### REQUIRED TASK
Pull every line that holds the word "TradingView" from the entries.
## Begin GIVEN ENTRIES
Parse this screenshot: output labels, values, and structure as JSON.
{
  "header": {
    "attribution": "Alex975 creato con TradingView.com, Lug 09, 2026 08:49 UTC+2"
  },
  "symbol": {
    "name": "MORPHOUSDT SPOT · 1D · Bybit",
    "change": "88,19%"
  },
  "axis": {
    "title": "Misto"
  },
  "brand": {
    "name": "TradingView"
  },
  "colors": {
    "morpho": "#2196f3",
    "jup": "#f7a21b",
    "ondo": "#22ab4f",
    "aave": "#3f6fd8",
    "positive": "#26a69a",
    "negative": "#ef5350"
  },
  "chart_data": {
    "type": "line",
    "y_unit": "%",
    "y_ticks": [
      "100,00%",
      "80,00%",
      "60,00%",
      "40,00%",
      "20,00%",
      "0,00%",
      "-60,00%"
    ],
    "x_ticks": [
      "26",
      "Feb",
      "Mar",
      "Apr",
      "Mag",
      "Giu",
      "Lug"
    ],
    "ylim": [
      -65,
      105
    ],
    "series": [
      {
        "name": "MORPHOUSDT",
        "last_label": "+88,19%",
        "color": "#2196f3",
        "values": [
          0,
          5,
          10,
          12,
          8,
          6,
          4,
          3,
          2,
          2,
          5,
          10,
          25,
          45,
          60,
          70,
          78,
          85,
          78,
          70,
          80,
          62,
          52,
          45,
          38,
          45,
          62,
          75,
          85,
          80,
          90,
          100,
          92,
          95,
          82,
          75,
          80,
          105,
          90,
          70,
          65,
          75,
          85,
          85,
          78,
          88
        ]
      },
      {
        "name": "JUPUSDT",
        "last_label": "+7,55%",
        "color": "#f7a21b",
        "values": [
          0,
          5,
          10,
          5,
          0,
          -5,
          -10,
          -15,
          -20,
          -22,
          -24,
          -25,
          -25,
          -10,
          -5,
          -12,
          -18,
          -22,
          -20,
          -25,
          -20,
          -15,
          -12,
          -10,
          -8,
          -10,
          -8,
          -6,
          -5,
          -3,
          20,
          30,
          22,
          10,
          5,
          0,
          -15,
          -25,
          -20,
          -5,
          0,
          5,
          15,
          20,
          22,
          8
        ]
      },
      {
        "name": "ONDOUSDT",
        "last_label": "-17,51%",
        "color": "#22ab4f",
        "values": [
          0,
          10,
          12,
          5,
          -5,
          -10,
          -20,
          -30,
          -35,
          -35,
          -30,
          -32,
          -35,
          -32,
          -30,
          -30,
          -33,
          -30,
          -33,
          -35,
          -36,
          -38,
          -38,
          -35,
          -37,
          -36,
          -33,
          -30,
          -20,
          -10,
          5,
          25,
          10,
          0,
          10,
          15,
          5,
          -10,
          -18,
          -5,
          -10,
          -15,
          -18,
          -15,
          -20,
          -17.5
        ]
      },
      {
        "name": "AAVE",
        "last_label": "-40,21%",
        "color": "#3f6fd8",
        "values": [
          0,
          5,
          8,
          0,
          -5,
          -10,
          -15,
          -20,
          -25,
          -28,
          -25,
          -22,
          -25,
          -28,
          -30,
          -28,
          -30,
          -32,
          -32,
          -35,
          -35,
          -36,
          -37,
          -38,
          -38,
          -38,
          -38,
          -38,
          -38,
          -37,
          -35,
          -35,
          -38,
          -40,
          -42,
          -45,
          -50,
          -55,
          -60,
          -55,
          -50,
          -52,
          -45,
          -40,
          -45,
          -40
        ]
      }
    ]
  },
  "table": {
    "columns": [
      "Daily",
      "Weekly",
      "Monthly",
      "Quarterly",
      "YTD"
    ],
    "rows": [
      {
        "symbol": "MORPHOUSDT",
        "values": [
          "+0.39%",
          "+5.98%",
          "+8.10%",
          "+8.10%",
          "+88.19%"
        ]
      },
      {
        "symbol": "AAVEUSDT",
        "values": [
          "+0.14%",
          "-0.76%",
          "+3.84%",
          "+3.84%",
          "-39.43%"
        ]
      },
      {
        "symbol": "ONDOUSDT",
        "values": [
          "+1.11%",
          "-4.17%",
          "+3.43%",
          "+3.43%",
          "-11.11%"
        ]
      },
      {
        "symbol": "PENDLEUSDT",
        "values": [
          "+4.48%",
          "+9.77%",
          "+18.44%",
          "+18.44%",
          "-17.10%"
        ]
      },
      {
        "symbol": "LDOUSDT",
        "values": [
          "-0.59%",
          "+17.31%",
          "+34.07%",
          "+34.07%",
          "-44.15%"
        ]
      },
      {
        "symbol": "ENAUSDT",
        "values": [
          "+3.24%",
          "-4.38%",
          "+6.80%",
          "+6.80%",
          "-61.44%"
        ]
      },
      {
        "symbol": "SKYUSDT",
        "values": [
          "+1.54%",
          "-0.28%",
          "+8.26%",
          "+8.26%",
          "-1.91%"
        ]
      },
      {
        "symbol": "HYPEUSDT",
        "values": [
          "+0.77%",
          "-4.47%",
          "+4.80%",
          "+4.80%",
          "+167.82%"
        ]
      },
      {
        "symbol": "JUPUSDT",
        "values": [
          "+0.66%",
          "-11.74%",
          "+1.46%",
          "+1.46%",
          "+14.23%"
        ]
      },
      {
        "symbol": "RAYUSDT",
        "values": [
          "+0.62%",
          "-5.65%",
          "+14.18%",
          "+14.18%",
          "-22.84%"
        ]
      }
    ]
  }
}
## End GIVEN ENTRIES
### TASK RESPONSE
    "attribution": "Alex975 creato con TradingView.com, Lug 09, 2026 08:49 UTC+2"
    "name": "TradingView"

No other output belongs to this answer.